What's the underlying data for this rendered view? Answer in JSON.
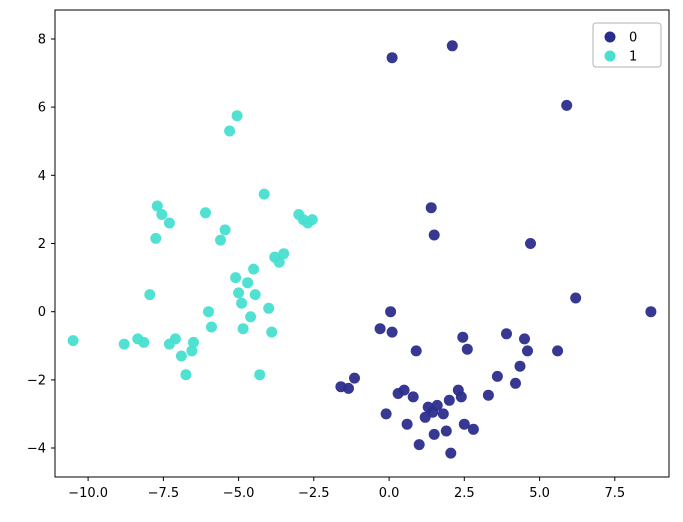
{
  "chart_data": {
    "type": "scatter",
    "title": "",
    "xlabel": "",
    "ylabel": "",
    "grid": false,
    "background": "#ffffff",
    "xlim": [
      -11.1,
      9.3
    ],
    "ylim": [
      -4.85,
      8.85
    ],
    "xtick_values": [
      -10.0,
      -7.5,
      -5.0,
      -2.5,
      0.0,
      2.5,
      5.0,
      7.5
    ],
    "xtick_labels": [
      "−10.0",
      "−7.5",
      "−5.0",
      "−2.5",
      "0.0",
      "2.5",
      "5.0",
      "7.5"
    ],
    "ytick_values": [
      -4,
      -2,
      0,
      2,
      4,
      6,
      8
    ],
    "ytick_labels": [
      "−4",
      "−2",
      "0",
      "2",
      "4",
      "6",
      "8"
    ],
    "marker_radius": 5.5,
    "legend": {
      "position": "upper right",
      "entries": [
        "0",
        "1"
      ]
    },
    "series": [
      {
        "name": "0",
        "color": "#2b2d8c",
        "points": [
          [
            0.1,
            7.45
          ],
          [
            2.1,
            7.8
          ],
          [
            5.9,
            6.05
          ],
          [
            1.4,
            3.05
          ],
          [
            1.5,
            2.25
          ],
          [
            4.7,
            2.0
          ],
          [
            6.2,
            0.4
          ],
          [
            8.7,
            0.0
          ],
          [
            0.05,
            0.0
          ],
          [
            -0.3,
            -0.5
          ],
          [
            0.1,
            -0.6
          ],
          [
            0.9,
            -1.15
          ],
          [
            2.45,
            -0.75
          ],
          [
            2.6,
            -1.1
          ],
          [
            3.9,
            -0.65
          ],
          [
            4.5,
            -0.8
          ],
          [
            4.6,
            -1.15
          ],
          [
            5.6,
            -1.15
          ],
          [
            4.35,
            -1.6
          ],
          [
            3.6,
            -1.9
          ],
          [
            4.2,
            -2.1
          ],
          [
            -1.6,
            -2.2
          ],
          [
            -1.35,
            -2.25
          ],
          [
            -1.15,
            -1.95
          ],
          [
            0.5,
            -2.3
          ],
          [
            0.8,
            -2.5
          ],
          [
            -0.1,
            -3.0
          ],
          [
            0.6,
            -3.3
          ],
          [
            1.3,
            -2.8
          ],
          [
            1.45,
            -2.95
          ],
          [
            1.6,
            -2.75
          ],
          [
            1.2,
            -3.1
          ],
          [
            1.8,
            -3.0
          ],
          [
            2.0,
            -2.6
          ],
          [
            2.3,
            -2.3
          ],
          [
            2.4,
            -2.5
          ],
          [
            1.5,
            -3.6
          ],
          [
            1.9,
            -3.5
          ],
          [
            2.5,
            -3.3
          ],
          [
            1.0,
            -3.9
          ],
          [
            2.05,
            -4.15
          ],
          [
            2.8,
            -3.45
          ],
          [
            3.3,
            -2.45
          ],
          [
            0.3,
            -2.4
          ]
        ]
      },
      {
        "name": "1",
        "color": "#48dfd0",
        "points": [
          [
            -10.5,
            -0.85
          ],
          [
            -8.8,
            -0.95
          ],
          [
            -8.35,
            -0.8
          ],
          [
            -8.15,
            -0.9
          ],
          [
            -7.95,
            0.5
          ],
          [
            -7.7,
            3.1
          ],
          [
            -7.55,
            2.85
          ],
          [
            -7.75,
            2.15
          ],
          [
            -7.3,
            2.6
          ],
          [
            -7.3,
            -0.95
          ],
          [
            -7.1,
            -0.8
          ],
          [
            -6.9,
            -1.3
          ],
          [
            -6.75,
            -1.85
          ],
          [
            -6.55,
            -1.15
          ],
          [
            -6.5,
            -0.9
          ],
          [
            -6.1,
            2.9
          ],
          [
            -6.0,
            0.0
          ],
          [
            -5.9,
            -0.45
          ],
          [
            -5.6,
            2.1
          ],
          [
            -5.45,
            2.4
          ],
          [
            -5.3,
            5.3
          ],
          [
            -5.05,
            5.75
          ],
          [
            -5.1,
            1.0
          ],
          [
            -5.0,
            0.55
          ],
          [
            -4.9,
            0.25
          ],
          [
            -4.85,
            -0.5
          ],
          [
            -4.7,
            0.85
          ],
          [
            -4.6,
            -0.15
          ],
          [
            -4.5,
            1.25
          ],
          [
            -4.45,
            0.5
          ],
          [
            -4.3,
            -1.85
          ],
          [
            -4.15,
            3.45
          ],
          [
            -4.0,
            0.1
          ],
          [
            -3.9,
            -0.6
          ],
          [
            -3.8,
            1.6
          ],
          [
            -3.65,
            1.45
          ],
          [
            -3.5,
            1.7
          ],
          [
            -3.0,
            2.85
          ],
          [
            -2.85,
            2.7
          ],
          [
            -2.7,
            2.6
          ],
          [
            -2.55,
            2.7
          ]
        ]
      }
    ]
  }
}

___

_WHAT YOU NEED TO DO_
In the copy, include no pictures; restate the listing above exactly.

_WRITTEN SOLUTION_
What's the underlying data for this rendered view? Answer in JSON.
{
  "chart_data": {
    "type": "scatter",
    "title": "",
    "xlabel": "",
    "ylabel": "",
    "grid": false,
    "background": "#ffffff",
    "xlim": [
      -11.1,
      9.3
    ],
    "ylim": [
      -4.85,
      8.85
    ],
    "xtick_values": [
      -10.0,
      -7.5,
      -5.0,
      -2.5,
      0.0,
      2.5,
      5.0,
      7.5
    ],
    "xtick_labels": [
      "−10.0",
      "−7.5",
      "−5.0",
      "−2.5",
      "0.0",
      "2.5",
      "5.0",
      "7.5"
    ],
    "ytick_values": [
      -4,
      -2,
      0,
      2,
      4,
      6,
      8
    ],
    "ytick_labels": [
      "−4",
      "−2",
      "0",
      "2",
      "4",
      "6",
      "8"
    ],
    "marker_radius": 5.5,
    "legend": {
      "position": "upper right",
      "entries": [
        "0",
        "1"
      ]
    },
    "series": [
      {
        "name": "0",
        "color": "#2b2d8c",
        "points": [
          [
            0.1,
            7.45
          ],
          [
            2.1,
            7.8
          ],
          [
            5.9,
            6.05
          ],
          [
            1.4,
            3.05
          ],
          [
            1.5,
            2.25
          ],
          [
            4.7,
            2.0
          ],
          [
            6.2,
            0.4
          ],
          [
            8.7,
            0.0
          ],
          [
            0.05,
            0.0
          ],
          [
            -0.3,
            -0.5
          ],
          [
            0.1,
            -0.6
          ],
          [
            0.9,
            -1.15
          ],
          [
            2.45,
            -0.75
          ],
          [
            2.6,
            -1.1
          ],
          [
            3.9,
            -0.65
          ],
          [
            4.5,
            -0.8
          ],
          [
            4.6,
            -1.15
          ],
          [
            5.6,
            -1.15
          ],
          [
            4.35,
            -1.6
          ],
          [
            3.6,
            -1.9
          ],
          [
            4.2,
            -2.1
          ],
          [
            -1.6,
            -2.2
          ],
          [
            -1.35,
            -2.25
          ],
          [
            -1.15,
            -1.95
          ],
          [
            0.5,
            -2.3
          ],
          [
            0.8,
            -2.5
          ],
          [
            -0.1,
            -3.0
          ],
          [
            0.6,
            -3.3
          ],
          [
            1.3,
            -2.8
          ],
          [
            1.45,
            -2.95
          ],
          [
            1.6,
            -2.75
          ],
          [
            1.2,
            -3.1
          ],
          [
            1.8,
            -3.0
          ],
          [
            2.0,
            -2.6
          ],
          [
            2.3,
            -2.3
          ],
          [
            2.4,
            -2.5
          ],
          [
            1.5,
            -3.6
          ],
          [
            1.9,
            -3.5
          ],
          [
            2.5,
            -3.3
          ],
          [
            1.0,
            -3.9
          ],
          [
            2.05,
            -4.15
          ],
          [
            2.8,
            -3.45
          ],
          [
            3.3,
            -2.45
          ],
          [
            0.3,
            -2.4
          ]
        ]
      },
      {
        "name": "1",
        "color": "#48dfd0",
        "points": [
          [
            -10.5,
            -0.85
          ],
          [
            -8.8,
            -0.95
          ],
          [
            -8.35,
            -0.8
          ],
          [
            -8.15,
            -0.9
          ],
          [
            -7.95,
            0.5
          ],
          [
            -7.7,
            3.1
          ],
          [
            -7.55,
            2.85
          ],
          [
            -7.75,
            2.15
          ],
          [
            -7.3,
            2.6
          ],
          [
            -7.3,
            -0.95
          ],
          [
            -7.1,
            -0.8
          ],
          [
            -6.9,
            -1.3
          ],
          [
            -6.75,
            -1.85
          ],
          [
            -6.55,
            -1.15
          ],
          [
            -6.5,
            -0.9
          ],
          [
            -6.1,
            2.9
          ],
          [
            -6.0,
            0.0
          ],
          [
            -5.9,
            -0.45
          ],
          [
            -5.6,
            2.1
          ],
          [
            -5.45,
            2.4
          ],
          [
            -5.3,
            5.3
          ],
          [
            -5.05,
            5.75
          ],
          [
            -5.1,
            1.0
          ],
          [
            -5.0,
            0.55
          ],
          [
            -4.9,
            0.25
          ],
          [
            -4.85,
            -0.5
          ],
          [
            -4.7,
            0.85
          ],
          [
            -4.6,
            -0.15
          ],
          [
            -4.5,
            1.25
          ],
          [
            -4.45,
            0.5
          ],
          [
            -4.3,
            -1.85
          ],
          [
            -4.15,
            3.45
          ],
          [
            -4.0,
            0.1
          ],
          [
            -3.9,
            -0.6
          ],
          [
            -3.8,
            1.6
          ],
          [
            -3.65,
            1.45
          ],
          [
            -3.5,
            1.7
          ],
          [
            -3.0,
            2.85
          ],
          [
            -2.85,
            2.7
          ],
          [
            -2.7,
            2.6
          ],
          [
            -2.55,
            2.7
          ]
        ]
      }
    ]
  }
}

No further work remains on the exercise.